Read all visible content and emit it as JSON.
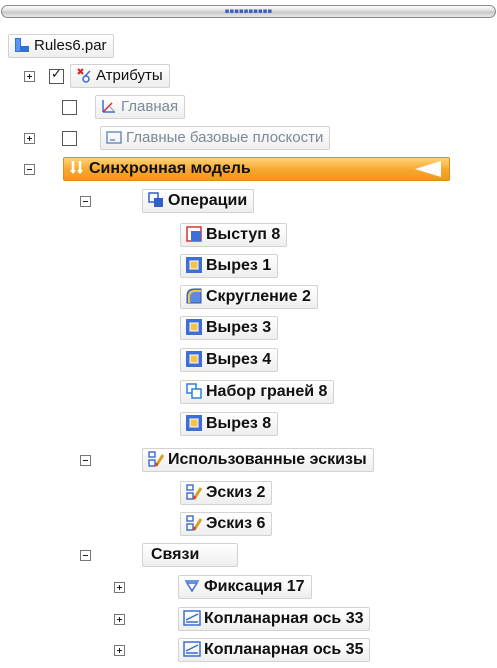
{
  "title_bar": {
    "grip": "▪▪▪▪▪▪▪▪▪▪"
  },
  "tree": {
    "root": {
      "label": "Rules6.par",
      "icon": "part-file-icon"
    },
    "attributes": {
      "label": "Атрибуты",
      "checked": true,
      "icon": "attributes-icon"
    },
    "main": {
      "label": "Главная",
      "checked": false,
      "icon": "coordinate-system-icon"
    },
    "base_planes": {
      "label": "Главные базовые плоскости",
      "checked": false,
      "icon": "plane-icon"
    },
    "sync_model": {
      "label": "Синхронная модель",
      "icon": "synchronous-icon",
      "highlight_color": "#f5a023"
    },
    "operations": {
      "label": "Операции",
      "icon": "features-icon",
      "items": [
        {
          "label": "Выступ 8",
          "icon": "protrusion-icon"
        },
        {
          "label": "Вырез 1",
          "icon": "cutout-icon"
        },
        {
          "label": "Скругление 2",
          "icon": "round-icon"
        },
        {
          "label": "Вырез 3",
          "icon": "cutout-icon"
        },
        {
          "label": "Вырез 4",
          "icon": "cutout-icon"
        },
        {
          "label": "Набор граней 8",
          "icon": "face-set-icon"
        },
        {
          "label": "Вырез 8",
          "icon": "cutout-icon"
        }
      ]
    },
    "used_sketches": {
      "label": "Использованные эскизы",
      "icon": "sketch-icon",
      "items": [
        {
          "label": "Эскиз 2",
          "icon": "sketch-icon"
        },
        {
          "label": "Эскиз 6",
          "icon": "sketch-icon"
        }
      ]
    },
    "relations": {
      "label": "Связи",
      "items": [
        {
          "label": "Фиксация 17",
          "icon": "fix-icon"
        },
        {
          "label": "Копланарная ось 33",
          "icon": "coplanar-axis-icon"
        },
        {
          "label": "Копланарная ось 35",
          "icon": "coplanar-axis-icon"
        }
      ]
    }
  }
}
.....
● WHAT YOU NEED TO DO
Restate the records above in full, word for word. Keep pictures out.

● OUTPUT FOR THIS EXERCISE
Read all visible content and emit it as JSON.
{
  "title_bar": {
    "grip": "▪▪▪▪▪▪▪▪▪▪"
  },
  "tree": {
    "root": {
      "label": "Rules6.par",
      "icon": "part-file-icon"
    },
    "attributes": {
      "label": "Атрибуты",
      "checked": true,
      "icon": "attributes-icon"
    },
    "main": {
      "label": "Главная",
      "checked": false,
      "icon": "coordinate-system-icon"
    },
    "base_planes": {
      "label": "Главные базовые плоскости",
      "checked": false,
      "icon": "plane-icon"
    },
    "sync_model": {
      "label": "Синхронная модель",
      "icon": "synchronous-icon",
      "highlight_color": "#f5a023"
    },
    "operations": {
      "label": "Операции",
      "icon": "features-icon",
      "items": [
        {
          "label": "Выступ 8",
          "icon": "protrusion-icon"
        },
        {
          "label": "Вырез 1",
          "icon": "cutout-icon"
        },
        {
          "label": "Скругление 2",
          "icon": "round-icon"
        },
        {
          "label": "Вырез 3",
          "icon": "cutout-icon"
        },
        {
          "label": "Вырез 4",
          "icon": "cutout-icon"
        },
        {
          "label": "Набор граней 8",
          "icon": "face-set-icon"
        },
        {
          "label": "Вырез 8",
          "icon": "cutout-icon"
        }
      ]
    },
    "used_sketches": {
      "label": "Использованные эскизы",
      "icon": "sketch-icon",
      "items": [
        {
          "label": "Эскиз 2",
          "icon": "sketch-icon"
        },
        {
          "label": "Эскиз 6",
          "icon": "sketch-icon"
        }
      ]
    },
    "relations": {
      "label": "Связи",
      "items": [
        {
          "label": "Фиксация 17",
          "icon": "fix-icon"
        },
        {
          "label": "Копланарная ось 33",
          "icon": "coplanar-axis-icon"
        },
        {
          "label": "Копланарная ось 35",
          "icon": "coplanar-axis-icon"
        }
      ]
    }
  }
}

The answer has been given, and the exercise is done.